[Dataset entries start]

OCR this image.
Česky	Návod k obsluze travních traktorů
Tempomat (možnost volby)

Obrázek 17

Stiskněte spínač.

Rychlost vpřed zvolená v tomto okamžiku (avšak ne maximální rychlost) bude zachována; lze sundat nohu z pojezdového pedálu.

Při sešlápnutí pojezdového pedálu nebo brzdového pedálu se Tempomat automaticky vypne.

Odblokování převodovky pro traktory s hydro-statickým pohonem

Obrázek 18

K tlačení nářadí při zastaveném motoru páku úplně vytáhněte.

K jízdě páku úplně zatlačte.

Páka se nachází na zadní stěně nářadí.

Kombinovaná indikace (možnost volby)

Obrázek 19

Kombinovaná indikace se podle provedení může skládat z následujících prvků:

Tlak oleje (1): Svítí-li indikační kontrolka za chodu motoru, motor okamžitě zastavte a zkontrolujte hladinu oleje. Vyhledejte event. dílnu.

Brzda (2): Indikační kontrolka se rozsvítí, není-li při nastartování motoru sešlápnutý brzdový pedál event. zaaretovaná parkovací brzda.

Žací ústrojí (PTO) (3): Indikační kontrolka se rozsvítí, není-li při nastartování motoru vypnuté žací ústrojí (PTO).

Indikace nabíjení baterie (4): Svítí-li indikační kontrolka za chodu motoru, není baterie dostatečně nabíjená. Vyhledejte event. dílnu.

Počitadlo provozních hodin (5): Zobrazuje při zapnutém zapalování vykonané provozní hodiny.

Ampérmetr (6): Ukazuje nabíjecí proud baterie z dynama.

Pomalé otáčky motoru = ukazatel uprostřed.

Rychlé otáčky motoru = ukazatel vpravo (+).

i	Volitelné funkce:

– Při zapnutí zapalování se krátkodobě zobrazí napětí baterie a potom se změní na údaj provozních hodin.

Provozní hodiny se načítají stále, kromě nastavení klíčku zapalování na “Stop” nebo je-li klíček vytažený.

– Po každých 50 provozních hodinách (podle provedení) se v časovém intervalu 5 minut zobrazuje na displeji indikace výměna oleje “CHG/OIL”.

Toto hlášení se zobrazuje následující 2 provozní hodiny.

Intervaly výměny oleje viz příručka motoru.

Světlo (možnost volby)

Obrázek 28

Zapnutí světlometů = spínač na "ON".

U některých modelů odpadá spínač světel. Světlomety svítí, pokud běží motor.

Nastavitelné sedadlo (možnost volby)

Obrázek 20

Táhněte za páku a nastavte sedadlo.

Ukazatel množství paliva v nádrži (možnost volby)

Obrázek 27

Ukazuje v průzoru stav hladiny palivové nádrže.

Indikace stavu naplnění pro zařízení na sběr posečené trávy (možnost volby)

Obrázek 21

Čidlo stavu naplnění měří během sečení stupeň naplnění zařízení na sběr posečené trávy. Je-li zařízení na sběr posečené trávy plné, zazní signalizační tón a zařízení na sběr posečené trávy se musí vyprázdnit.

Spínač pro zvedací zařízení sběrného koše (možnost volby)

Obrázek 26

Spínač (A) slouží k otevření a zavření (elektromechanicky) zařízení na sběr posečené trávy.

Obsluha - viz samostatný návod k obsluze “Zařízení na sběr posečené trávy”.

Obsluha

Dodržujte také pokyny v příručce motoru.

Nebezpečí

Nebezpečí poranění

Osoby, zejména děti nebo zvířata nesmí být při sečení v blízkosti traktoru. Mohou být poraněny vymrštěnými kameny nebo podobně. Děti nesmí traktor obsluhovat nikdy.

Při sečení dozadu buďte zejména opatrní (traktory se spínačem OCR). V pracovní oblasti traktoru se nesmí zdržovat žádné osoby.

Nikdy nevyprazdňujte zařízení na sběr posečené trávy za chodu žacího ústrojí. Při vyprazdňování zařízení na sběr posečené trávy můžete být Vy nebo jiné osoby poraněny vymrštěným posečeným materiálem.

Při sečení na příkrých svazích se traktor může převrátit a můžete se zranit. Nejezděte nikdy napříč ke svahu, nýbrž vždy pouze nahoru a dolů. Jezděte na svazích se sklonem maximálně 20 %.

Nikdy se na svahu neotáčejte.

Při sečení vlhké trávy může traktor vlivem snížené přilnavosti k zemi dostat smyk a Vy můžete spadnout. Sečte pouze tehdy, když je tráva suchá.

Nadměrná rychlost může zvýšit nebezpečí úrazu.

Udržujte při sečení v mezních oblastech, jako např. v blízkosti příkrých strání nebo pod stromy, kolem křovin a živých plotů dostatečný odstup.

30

[Dataset entries end]

Aim of the exercise =>
Take every line that includes the string "nastartování" and copy it.

Response below =>
Brzda (2): Indikační kontrolka se rozsvítí, není-li při nastartování motoru sešlápnutý brzdový pedál event. zaaretovaná parkovací brzda.
Žací ústrojí (PTO) (3): Indikační kontrolka se rozsvítí, není-li při nastartování motoru vypnuté žací ústrojí (PTO).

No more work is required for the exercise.